#### [Instructions to follow]
Output each line of the material exactly as it stands.

Items from a dataset

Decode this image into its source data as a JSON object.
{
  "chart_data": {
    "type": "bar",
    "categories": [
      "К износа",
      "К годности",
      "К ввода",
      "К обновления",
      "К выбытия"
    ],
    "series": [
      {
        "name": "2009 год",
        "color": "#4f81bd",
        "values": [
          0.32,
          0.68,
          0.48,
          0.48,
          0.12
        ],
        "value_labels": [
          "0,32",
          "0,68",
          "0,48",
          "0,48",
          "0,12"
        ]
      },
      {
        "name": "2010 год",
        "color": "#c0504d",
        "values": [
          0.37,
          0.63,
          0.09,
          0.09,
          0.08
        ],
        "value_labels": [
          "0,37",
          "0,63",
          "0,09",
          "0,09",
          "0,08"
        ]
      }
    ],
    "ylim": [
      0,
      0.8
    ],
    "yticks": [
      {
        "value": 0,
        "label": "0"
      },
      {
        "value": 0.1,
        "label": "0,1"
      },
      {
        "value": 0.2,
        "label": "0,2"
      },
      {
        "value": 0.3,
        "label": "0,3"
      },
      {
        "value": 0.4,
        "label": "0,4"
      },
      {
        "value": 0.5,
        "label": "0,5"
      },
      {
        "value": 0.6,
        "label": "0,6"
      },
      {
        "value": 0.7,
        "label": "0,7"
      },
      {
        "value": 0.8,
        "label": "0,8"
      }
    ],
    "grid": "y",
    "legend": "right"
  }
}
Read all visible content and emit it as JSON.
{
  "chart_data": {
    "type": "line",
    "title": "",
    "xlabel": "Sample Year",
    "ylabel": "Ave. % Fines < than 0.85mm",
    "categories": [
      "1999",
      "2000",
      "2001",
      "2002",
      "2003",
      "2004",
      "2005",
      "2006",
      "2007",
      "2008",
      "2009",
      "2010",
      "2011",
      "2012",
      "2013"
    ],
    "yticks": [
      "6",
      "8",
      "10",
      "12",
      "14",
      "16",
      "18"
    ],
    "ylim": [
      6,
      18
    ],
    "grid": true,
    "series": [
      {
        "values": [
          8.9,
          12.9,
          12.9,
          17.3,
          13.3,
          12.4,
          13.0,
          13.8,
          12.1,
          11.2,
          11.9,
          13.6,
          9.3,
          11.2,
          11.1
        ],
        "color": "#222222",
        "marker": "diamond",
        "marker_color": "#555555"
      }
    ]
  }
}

#### [Answer to this task]
Decode this image into its source data as a JSON object.
{
  "chart_data": {
    "type": "bar",
    "categories": [
      "К износа",
      "К годности",
      "К ввода",
      "К обновления",
      "К выбытия"
    ],
    "series": [
      {
        "name": "2009 год",
        "color": "#4f81bd",
        "values": [
          0.32,
          0.68,
          0.48,
          0.48,
          0.12
        ],
        "value_labels": [
          "0,32",
          "0,68",
          "0,48",
          "0,48",
          "0,12"
        ]
      },
      {
        "name": "2010 год",
        "color": "#c0504d",
        "values": [
          0.37,
          0.63,
          0.09,
          0.09,
          0.08
        ],
        "value_labels": [
          "0,37",
          "0,63",
          "0,09",
          "0,09",
          "0,08"
        ]
      }
    ],
    "ylim": [
      0,
      0.8
    ],
    "yticks": [
      {
        "value": 0,
        "label": "0"
      },
      {
        "value": 0.1,
        "label": "0,1"
      },
      {
        "value": 0.2,
        "label": "0,2"
      },
      {
        "value": 0.3,
        "label": "0,3"
      },
      {
        "value": 0.4,
        "label": "0,4"
      },
      {
        "value": 0.5,
        "label": "0,5"
      },
      {
        "value": 0.6,
        "label": "0,6"
      },
      {
        "value": 0.7,
        "label": "0,7"
      },
      {
        "value": 0.8,
        "label": "0,8"
      }
    ],
    "grid": "y",
    "legend": "right"
  }
}
Read all visible content and emit it as JSON.
{
  "chart_data": {
    "type": "line",
    "title": "",
    "xlabel": "Sample Year",
    "ylabel": "Ave. % Fines < than 0.85mm",
    "categories": [
      "1999",
      "2000",
      "2001",
      "2002",
      "2003",
      "2004",
      "2005",
      "2006",
      "2007",
      "2008",
      "2009",
      "2010",
      "2011",
      "2012",
      "2013"
    ],
    "yticks": [
      "6",
      "8",
      "10",
      "12",
      "14",
      "16",
      "18"
    ],
    "ylim": [
      6,
      18
    ],
    "grid": true,
    "series": [
      {
        "values": [
          8.9,
          12.9,
          12.9,
          17.3,
          13.3,
          12.4,
          13.0,
          13.8,
          12.1,
          11.2,
          11.9,
          13.6,
          9.3,
          11.2,
          11.1
        ],
        "color": "#222222",
        "marker": "diamond",
        "marker_color": "#555555"
      }
    ]
  }
}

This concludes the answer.